## STATED PROBLEM
Word for word, quote all of the material, omitting the pictures.

Records that describe figures
━━━━━━━━━━
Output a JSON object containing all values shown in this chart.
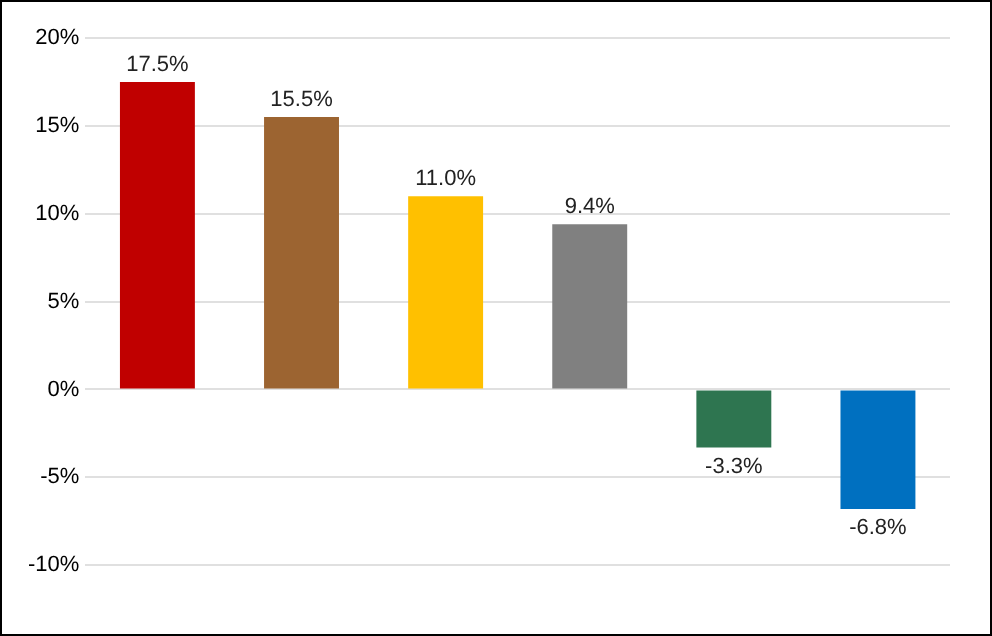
{
  "chart_data": {
    "type": "bar",
    "categories": [
      null,
      null,
      null,
      null,
      null,
      null
    ],
    "values": [
      17.5,
      15.5,
      11.0,
      9.4,
      -3.3,
      -6.8
    ],
    "colors": [
      "#c00000",
      "#9c6431",
      "#ffc000",
      "#808080",
      "#2e7550",
      "#0070c0"
    ],
    "value_labels": [
      "17.5%",
      "15.5%",
      "11.0%",
      "9.4%",
      "-3.3%",
      "-6.8%"
    ],
    "ylim": [
      -10,
      20
    ],
    "yticks": [
      {
        "value": -10,
        "label": "-10%"
      },
      {
        "value": -5,
        "label": "-5%"
      },
      {
        "value": 0,
        "label": "0%"
      },
      {
        "value": 5,
        "label": "5%"
      },
      {
        "value": 10,
        "label": "10%"
      },
      {
        "value": 15,
        "label": "15%"
      },
      {
        "value": 20,
        "label": "20%"
      }
    ],
    "grid": "y",
    "legend": false
  }
}
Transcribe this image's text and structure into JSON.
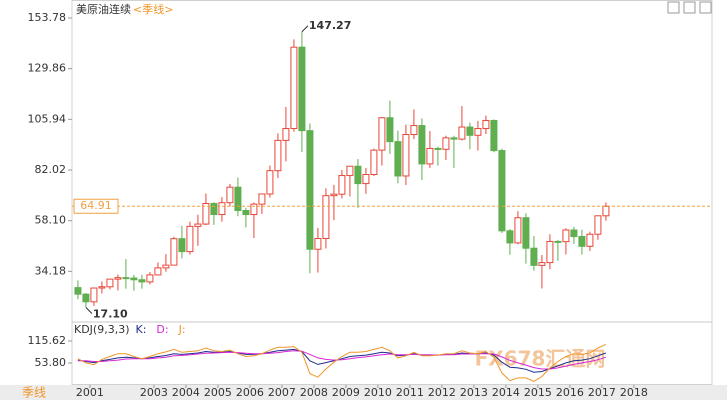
━━━━━━━━━━
## THE ANSWER
Output a JSON object containing all values shown in this chart.
{
  "chart_data": {
    "type": "bar",
    "categories": [
      null,
      null,
      null,
      null,
      null,
      null
    ],
    "values": [
      17.5,
      15.5,
      11.0,
      9.4,
      -3.3,
      -6.8
    ],
    "colors": [
      "#c00000",
      "#9c6431",
      "#ffc000",
      "#808080",
      "#2e7550",
      "#0070c0"
    ],
    "value_labels": [
      "17.5%",
      "15.5%",
      "11.0%",
      "9.4%",
      "-3.3%",
      "-6.8%"
    ],
    "ylim": [
      -10,
      20
    ],
    "yticks": [
      {
        "value": -10,
        "label": "-10%"
      },
      {
        "value": -5,
        "label": "-5%"
      },
      {
        "value": 0,
        "label": "0%"
      },
      {
        "value": 5,
        "label": "5%"
      },
      {
        "value": 10,
        "label": "10%"
      },
      {
        "value": 15,
        "label": "15%"
      },
      {
        "value": 20,
        "label": "20%"
      }
    ],
    "grid": "y",
    "legend": false
  }
}
Transcribe this image's text and structure into JSON.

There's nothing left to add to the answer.